• Task to carry out: Find each line holding "watermark" and copy it out.

-- Data section start --

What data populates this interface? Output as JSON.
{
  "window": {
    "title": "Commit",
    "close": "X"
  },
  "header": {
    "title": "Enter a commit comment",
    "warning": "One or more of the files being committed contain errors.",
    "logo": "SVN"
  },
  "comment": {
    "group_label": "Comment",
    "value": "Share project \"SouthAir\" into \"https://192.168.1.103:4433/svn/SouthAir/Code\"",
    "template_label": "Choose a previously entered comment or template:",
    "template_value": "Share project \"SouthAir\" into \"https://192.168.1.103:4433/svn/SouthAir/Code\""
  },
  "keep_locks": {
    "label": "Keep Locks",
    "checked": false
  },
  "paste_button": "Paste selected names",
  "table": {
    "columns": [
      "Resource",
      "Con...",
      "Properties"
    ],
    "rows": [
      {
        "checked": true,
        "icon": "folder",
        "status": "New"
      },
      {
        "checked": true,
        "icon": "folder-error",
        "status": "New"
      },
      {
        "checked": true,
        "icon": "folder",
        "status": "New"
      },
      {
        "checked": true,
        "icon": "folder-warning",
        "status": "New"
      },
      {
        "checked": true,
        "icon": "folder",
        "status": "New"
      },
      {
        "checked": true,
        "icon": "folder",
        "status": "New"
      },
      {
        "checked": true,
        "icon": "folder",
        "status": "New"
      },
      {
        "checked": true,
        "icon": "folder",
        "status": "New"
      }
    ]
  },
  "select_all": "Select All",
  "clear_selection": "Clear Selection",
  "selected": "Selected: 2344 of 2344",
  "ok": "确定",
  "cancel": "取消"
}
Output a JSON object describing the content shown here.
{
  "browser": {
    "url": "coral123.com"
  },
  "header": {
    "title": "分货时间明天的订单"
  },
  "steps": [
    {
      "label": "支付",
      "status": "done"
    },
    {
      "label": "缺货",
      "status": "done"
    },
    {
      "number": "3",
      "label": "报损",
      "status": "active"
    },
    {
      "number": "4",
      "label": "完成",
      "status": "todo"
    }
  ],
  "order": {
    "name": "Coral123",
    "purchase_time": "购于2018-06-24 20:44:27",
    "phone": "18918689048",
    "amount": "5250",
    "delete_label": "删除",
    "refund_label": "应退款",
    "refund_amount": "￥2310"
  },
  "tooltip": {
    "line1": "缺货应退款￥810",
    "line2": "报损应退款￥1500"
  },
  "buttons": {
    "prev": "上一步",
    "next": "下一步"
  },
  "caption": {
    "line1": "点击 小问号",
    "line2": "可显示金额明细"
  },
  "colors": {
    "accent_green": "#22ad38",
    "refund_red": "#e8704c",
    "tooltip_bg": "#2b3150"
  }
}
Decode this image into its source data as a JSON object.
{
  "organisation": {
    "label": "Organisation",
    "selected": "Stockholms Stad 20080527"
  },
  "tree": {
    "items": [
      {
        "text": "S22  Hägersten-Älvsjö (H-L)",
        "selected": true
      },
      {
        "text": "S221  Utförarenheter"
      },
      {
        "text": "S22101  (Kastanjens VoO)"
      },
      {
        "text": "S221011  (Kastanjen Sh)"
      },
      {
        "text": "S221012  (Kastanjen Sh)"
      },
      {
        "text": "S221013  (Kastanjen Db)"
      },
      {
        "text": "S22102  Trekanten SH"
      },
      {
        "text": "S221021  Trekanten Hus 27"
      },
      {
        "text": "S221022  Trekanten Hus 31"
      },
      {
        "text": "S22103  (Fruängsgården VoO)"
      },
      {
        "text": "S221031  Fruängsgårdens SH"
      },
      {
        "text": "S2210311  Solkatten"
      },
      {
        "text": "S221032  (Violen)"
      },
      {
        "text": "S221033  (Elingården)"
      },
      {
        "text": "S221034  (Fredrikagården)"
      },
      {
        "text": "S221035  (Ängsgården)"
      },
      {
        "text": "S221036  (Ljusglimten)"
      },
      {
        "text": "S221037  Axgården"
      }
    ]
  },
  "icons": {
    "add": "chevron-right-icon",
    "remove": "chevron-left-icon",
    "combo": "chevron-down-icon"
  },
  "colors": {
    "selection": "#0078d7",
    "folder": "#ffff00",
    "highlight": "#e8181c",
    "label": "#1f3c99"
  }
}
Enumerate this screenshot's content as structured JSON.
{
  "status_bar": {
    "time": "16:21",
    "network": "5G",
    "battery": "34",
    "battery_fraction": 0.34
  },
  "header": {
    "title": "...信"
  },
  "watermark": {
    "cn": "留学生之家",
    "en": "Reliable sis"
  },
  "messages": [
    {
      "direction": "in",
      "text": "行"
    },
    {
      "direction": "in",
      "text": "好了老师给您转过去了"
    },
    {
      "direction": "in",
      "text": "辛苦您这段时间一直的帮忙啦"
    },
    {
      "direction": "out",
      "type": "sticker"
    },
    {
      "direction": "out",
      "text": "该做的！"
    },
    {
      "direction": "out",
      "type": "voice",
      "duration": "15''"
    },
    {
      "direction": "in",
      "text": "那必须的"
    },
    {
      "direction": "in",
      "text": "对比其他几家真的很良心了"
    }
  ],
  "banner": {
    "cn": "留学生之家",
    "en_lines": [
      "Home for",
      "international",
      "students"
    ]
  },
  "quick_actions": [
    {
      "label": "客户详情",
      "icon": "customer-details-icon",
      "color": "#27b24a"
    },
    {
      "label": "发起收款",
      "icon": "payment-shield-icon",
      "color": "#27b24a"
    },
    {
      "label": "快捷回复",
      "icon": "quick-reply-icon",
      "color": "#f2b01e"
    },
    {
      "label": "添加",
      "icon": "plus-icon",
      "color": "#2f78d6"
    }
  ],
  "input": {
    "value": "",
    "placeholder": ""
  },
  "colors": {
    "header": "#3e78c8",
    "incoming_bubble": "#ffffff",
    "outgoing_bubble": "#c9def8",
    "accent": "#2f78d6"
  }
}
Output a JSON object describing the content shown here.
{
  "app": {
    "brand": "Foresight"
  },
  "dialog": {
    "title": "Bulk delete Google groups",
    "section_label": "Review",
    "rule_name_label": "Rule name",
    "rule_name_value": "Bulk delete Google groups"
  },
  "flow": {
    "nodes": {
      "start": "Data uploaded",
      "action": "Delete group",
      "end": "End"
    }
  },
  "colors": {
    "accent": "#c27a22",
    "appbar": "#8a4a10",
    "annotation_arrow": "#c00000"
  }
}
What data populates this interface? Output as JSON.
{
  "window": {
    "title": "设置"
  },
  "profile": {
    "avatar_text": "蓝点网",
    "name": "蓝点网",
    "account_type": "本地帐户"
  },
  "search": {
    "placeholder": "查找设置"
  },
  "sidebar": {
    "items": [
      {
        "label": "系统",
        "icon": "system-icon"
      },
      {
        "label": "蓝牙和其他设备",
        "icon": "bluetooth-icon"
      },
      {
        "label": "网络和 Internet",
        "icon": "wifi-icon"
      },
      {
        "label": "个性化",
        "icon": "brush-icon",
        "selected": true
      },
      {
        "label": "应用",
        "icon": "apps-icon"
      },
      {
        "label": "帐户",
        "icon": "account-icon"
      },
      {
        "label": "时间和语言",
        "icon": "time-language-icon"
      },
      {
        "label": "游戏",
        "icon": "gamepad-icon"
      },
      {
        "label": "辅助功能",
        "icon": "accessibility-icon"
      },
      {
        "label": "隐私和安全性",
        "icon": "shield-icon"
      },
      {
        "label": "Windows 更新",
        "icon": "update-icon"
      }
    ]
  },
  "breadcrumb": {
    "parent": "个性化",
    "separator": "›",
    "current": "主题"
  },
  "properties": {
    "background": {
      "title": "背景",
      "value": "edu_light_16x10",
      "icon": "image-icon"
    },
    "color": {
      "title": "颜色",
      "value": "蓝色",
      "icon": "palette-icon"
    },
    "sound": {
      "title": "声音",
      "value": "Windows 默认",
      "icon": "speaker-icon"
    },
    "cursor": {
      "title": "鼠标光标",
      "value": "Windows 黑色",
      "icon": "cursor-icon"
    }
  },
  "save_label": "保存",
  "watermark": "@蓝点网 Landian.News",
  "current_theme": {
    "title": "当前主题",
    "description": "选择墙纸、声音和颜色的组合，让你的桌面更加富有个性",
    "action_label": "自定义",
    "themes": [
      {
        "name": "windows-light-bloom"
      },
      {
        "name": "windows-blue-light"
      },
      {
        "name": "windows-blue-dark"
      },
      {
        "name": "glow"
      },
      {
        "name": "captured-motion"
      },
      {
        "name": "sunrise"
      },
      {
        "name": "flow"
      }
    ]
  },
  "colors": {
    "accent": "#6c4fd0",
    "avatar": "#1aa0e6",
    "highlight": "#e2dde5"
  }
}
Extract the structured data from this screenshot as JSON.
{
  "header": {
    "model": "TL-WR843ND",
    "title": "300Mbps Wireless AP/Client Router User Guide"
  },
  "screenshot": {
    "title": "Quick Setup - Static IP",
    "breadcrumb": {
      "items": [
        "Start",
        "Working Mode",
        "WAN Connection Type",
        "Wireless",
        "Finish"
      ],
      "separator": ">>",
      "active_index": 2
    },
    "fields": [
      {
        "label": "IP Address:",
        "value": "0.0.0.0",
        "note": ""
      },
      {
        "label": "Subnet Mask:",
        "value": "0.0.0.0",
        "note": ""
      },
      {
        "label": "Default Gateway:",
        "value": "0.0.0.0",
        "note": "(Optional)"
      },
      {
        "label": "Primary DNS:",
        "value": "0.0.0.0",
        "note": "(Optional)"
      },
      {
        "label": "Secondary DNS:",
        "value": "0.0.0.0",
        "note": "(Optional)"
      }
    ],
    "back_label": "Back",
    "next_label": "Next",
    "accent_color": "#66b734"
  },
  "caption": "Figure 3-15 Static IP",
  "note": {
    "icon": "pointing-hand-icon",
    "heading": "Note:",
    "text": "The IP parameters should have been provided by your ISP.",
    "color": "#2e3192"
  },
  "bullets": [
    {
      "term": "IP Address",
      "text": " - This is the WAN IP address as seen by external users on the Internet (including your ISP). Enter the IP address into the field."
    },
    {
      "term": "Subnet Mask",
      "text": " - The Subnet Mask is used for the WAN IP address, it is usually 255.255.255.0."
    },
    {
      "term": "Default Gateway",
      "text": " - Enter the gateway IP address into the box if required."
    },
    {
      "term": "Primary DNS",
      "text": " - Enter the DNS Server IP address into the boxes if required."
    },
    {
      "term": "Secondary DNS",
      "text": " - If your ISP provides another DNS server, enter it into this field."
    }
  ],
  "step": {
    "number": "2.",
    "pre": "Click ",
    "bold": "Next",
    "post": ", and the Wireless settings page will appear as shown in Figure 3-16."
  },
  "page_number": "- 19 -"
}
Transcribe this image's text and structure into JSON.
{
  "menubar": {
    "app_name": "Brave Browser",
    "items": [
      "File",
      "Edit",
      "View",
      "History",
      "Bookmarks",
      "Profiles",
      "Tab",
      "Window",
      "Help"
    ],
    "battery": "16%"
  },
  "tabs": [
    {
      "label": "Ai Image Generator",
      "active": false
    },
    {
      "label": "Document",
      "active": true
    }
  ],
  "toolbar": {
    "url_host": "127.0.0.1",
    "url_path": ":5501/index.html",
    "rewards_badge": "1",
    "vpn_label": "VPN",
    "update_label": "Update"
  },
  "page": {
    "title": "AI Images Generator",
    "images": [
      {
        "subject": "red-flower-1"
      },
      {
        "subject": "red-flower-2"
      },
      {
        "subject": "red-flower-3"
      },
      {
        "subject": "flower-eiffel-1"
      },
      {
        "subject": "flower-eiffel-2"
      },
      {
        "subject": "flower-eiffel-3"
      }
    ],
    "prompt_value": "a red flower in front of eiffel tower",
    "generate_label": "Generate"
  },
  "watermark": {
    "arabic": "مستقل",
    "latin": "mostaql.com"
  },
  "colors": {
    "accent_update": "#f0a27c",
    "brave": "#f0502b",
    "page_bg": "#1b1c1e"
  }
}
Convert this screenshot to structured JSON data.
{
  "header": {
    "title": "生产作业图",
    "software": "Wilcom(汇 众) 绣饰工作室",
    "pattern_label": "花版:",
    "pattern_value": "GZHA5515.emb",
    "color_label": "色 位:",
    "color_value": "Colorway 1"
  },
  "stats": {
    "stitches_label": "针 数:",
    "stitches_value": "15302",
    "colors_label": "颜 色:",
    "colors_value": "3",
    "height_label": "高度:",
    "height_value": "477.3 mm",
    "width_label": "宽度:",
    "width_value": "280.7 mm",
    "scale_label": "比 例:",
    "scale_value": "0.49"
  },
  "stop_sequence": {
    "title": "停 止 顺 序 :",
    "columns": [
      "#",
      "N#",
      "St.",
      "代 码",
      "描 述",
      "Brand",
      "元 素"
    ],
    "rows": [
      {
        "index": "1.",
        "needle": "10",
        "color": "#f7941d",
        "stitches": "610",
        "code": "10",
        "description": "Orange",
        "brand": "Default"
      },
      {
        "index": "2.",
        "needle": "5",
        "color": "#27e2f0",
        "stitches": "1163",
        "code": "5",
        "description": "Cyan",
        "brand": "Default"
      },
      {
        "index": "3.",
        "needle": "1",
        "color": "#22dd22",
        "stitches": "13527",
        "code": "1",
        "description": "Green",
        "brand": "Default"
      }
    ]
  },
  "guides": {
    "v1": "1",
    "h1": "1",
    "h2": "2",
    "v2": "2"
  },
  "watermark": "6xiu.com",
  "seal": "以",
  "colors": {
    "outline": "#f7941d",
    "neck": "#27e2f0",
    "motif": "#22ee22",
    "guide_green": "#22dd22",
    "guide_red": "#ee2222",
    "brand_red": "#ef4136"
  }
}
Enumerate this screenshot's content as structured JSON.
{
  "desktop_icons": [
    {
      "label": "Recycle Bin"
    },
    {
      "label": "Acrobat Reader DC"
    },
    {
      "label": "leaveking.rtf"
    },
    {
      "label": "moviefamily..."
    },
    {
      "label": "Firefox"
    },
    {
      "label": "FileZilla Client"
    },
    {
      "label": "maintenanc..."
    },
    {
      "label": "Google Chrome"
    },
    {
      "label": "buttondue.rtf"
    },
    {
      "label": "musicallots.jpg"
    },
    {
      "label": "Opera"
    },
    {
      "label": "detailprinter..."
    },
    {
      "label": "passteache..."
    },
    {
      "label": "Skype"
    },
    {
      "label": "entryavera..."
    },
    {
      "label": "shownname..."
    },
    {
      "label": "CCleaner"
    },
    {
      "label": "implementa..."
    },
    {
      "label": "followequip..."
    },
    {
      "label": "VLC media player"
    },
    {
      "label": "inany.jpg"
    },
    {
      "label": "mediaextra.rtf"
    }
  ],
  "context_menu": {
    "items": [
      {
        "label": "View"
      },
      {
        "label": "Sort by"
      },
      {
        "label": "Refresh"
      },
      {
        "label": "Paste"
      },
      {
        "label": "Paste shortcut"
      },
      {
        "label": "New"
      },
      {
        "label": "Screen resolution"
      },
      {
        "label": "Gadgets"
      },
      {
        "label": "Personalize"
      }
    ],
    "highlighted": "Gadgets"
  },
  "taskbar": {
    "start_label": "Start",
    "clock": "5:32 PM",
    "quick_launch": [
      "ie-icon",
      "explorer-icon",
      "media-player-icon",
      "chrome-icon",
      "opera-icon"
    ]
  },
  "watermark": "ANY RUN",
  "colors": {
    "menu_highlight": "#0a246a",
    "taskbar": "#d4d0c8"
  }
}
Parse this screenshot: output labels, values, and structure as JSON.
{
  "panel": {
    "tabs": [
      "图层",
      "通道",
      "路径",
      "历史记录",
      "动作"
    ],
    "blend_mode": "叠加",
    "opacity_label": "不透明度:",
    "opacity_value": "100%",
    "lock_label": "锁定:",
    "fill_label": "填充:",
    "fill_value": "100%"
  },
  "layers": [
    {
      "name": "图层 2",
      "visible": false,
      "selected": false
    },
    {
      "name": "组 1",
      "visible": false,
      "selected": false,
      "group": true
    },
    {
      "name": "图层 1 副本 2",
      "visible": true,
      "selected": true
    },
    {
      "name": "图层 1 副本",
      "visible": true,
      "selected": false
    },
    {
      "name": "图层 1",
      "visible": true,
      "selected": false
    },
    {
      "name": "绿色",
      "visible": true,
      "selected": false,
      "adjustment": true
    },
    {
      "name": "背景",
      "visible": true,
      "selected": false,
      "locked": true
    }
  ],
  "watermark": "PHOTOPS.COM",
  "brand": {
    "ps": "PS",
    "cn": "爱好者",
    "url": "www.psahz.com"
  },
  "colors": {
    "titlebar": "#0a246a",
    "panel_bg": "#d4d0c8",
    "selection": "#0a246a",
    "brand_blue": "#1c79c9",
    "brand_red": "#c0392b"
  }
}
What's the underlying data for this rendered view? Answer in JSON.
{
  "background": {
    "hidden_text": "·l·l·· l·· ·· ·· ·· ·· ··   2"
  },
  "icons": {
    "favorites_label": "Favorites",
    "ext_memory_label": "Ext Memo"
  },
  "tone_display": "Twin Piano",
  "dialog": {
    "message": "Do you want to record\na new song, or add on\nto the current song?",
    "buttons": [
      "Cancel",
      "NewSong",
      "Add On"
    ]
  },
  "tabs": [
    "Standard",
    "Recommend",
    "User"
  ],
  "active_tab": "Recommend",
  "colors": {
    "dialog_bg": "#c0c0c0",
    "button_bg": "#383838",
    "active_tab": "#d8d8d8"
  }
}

-- Data section end --

• Answer to this problem:
  "watermark": {
  "watermark": "@蓝点网 Landian.News",
  "watermark": {
  "watermark": "6xiu.com",
  "watermark": "ANY RUN",
  "watermark": "PHOTOPS.COM",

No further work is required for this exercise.